### Written task
Copy all records verbatim.

-------- Provided entries --------

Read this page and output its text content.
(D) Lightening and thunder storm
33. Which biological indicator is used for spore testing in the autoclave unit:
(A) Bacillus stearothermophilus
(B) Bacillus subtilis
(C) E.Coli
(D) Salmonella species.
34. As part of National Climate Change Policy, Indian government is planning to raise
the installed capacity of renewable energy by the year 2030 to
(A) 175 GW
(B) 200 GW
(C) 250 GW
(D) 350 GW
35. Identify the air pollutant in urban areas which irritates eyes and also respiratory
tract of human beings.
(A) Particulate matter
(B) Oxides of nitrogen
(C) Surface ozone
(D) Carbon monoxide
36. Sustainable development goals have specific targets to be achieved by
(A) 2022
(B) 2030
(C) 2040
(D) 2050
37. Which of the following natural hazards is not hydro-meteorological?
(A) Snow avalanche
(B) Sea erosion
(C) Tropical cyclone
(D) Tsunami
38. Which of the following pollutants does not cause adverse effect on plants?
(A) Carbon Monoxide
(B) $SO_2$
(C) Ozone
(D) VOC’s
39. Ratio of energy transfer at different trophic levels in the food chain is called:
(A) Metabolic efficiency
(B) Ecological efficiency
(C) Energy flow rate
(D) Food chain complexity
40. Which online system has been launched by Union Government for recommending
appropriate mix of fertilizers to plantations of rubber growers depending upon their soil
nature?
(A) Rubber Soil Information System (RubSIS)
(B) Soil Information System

--------

### Answer to this exercise
Read this page and output its text content.
(D) Lightening and thunder storm
33. Which biological indicator is used for spore testing in the autoclave unit:
(A) Bacillus stearothermophilus
(B) Bacillus subtilis
(C) E.Coli
(D) Salmonella species.
34. As part of National Climate Change Policy, Indian government is planning to raise
the installed capacity of renewable energy by the year 2030 to
(A) 175 GW
(B) 200 GW
(C) 250 GW
(D) 350 GW
35. Identify the air pollutant in urban areas which irritates eyes and also respiratory
tract of human beings.
(A) Particulate matter
(B) Oxides of nitrogen
(C) Surface ozone
(D) Carbon monoxide
36. Sustainable development goals have specific targets to be achieved by
(A) 2022
(B) 2030
(C) 2040
(D) 2050
37. Which of the following natural hazards is not hydro-meteorological?
(A) Snow avalanche
(B) Sea erosion
(C) Tropical cyclone
(D) Tsunami
38. Which of the following pollutants does not cause adverse effect on plants?
(A) Carbon Monoxide
(B) $SO_2$
(C) Ozone
(D) VOC’s
39. Ratio of energy transfer at different trophic levels in the food chain is called:
(A) Metabolic efficiency
(B) Ecological efficiency
(C) Energy flow rate
(D) Food chain complexity
40. Which online system has been launched by Union Government for recommending
appropriate mix of fertilizers to plantations of rubber growers depending upon their soil
nature?
(A) Rubber Soil Information System (RubSIS)
(B) Soil Information System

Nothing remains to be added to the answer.